_Task to complete_
Return every record below exactly as written, omitting any pictures.

═════ Dataset extract

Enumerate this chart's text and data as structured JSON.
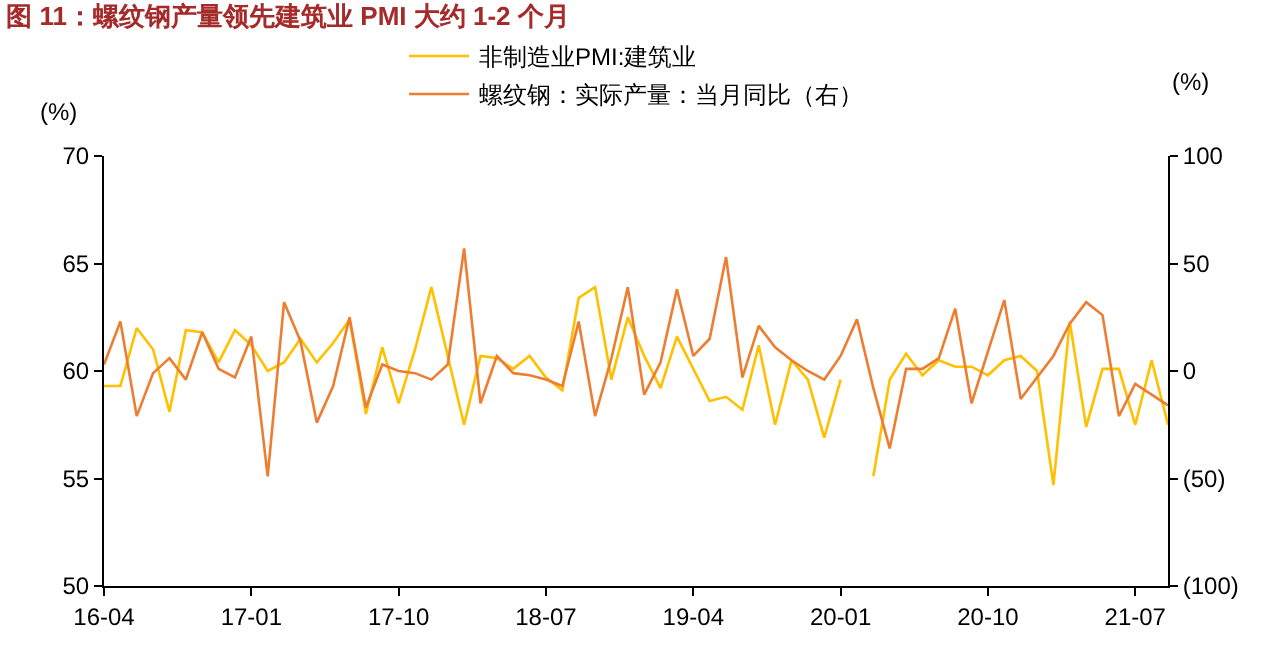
{
  "chart_data": {
    "type": "line",
    "title": "图 11：螺纹钢产量领先建筑业 PMI 大约 1-2 个月",
    "ylabel": "(%)",
    "y2label": "(%)",
    "categories": [
      "16-04",
      null,
      null,
      null,
      null,
      null,
      null,
      null,
      null,
      "17-01",
      null,
      null,
      null,
      null,
      null,
      null,
      null,
      null,
      "17-10",
      null,
      null,
      null,
      null,
      null,
      null,
      null,
      null,
      "18-07",
      null,
      null,
      null,
      null,
      null,
      null,
      null,
      null,
      "19-04",
      null,
      null,
      null,
      null,
      null,
      null,
      null,
      null,
      "20-01",
      null,
      null,
      null,
      null,
      null,
      null,
      null,
      null,
      "20-10",
      null,
      null,
      null,
      null,
      null,
      null,
      null,
      null,
      "21-07",
      null,
      null
    ],
    "series": [
      {
        "name": "非制造业PMI:建筑业",
        "color": "#ffc000",
        "values": [
          59.3,
          59.3,
          62.0,
          61.0,
          58.1,
          61.9,
          61.8,
          60.4,
          61.9,
          61.2,
          60.0,
          60.4,
          61.5,
          60.4,
          61.3,
          62.4,
          58.0,
          61.1,
          58.5,
          61.0,
          63.9,
          60.7,
          57.5,
          60.7,
          60.6,
          60.1,
          60.7,
          59.7,
          59.1,
          63.4,
          63.9,
          59.6,
          62.5,
          60.7,
          59.2,
          61.6,
          60.1,
          58.6,
          58.8,
          58.2,
          61.2,
          57.5,
          60.5,
          59.6,
          56.9,
          59.6,
          null,
          55.1,
          59.6,
          60.8,
          59.8,
          60.5,
          60.2,
          60.2,
          59.8,
          60.5,
          60.7,
          60.0,
          54.7,
          62.3,
          57.4,
          60.1,
          60.1,
          57.5,
          60.5,
          57.5
        ]
      },
      {
        "name": "螺纹钢：实际产量：当月同比（右）",
        "color": "#ed7d31",
        "axis": "y2",
        "values": [
          3,
          23,
          -21,
          -1,
          6,
          -4,
          18,
          1,
          -3,
          16,
          -49,
          32,
          14,
          -24,
          -7,
          25,
          -17,
          3,
          0,
          -1,
          -4,
          3,
          57,
          -15,
          7,
          -1,
          -2,
          -4,
          -7,
          23,
          -21,
          6,
          39,
          -11,
          4,
          38,
          7,
          15,
          53,
          -3,
          21,
          11,
          5,
          0,
          -4,
          7,
          24,
          -8,
          -36,
          1,
          1,
          6,
          29,
          -15,
          9,
          33,
          -13,
          -3,
          7,
          22,
          32,
          26,
          -21,
          -6,
          -11,
          -16
        ]
      }
    ],
    "ylim": [
      50,
      70
    ],
    "yticks": [
      50,
      55,
      60,
      65,
      70
    ],
    "y2lim": [
      -100,
      100
    ],
    "y2ticks": [
      {
        "value": -100,
        "label": "(100)"
      },
      {
        "value": -50,
        "label": "(50)"
      },
      0,
      50,
      100
    ],
    "legend": "top",
    "marker": "none",
    "line_style": "solid"
  }
}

══════════

_Written reply_
Enumerate this chart's text and data as structured JSON.
{
  "chart_data": {
    "type": "line",
    "title": "图 11：螺纹钢产量领先建筑业 PMI 大约 1-2 个月",
    "ylabel": "(%)",
    "y2label": "(%)",
    "categories": [
      "16-04",
      null,
      null,
      null,
      null,
      null,
      null,
      null,
      null,
      "17-01",
      null,
      null,
      null,
      null,
      null,
      null,
      null,
      null,
      "17-10",
      null,
      null,
      null,
      null,
      null,
      null,
      null,
      null,
      "18-07",
      null,
      null,
      null,
      null,
      null,
      null,
      null,
      null,
      "19-04",
      null,
      null,
      null,
      null,
      null,
      null,
      null,
      null,
      "20-01",
      null,
      null,
      null,
      null,
      null,
      null,
      null,
      null,
      "20-10",
      null,
      null,
      null,
      null,
      null,
      null,
      null,
      null,
      "21-07",
      null,
      null
    ],
    "series": [
      {
        "name": "非制造业PMI:建筑业",
        "color": "#ffc000",
        "values": [
          59.3,
          59.3,
          62.0,
          61.0,
          58.1,
          61.9,
          61.8,
          60.4,
          61.9,
          61.2,
          60.0,
          60.4,
          61.5,
          60.4,
          61.3,
          62.4,
          58.0,
          61.1,
          58.5,
          61.0,
          63.9,
          60.7,
          57.5,
          60.7,
          60.6,
          60.1,
          60.7,
          59.7,
          59.1,
          63.4,
          63.9,
          59.6,
          62.5,
          60.7,
          59.2,
          61.6,
          60.1,
          58.6,
          58.8,
          58.2,
          61.2,
          57.5,
          60.5,
          59.6,
          56.9,
          59.6,
          null,
          55.1,
          59.6,
          60.8,
          59.8,
          60.5,
          60.2,
          60.2,
          59.8,
          60.5,
          60.7,
          60.0,
          54.7,
          62.3,
          57.4,
          60.1,
          60.1,
          57.5,
          60.5,
          57.5
        ]
      },
      {
        "name": "螺纹钢：实际产量：当月同比（右）",
        "color": "#ed7d31",
        "axis": "y2",
        "values": [
          3,
          23,
          -21,
          -1,
          6,
          -4,
          18,
          1,
          -3,
          16,
          -49,
          32,
          14,
          -24,
          -7,
          25,
          -17,
          3,
          0,
          -1,
          -4,
          3,
          57,
          -15,
          7,
          -1,
          -2,
          -4,
          -7,
          23,
          -21,
          6,
          39,
          -11,
          4,
          38,
          7,
          15,
          53,
          -3,
          21,
          11,
          5,
          0,
          -4,
          7,
          24,
          -8,
          -36,
          1,
          1,
          6,
          29,
          -15,
          9,
          33,
          -13,
          -3,
          7,
          22,
          32,
          26,
          -21,
          -6,
          -11,
          -16
        ]
      }
    ],
    "ylim": [
      50,
      70
    ],
    "yticks": [
      50,
      55,
      60,
      65,
      70
    ],
    "y2lim": [
      -100,
      100
    ],
    "y2ticks": [
      {
        "value": -100,
        "label": "(100)"
      },
      {
        "value": -50,
        "label": "(50)"
      },
      0,
      50,
      100
    ],
    "legend": "top",
    "marker": "none",
    "line_style": "solid"
  }
}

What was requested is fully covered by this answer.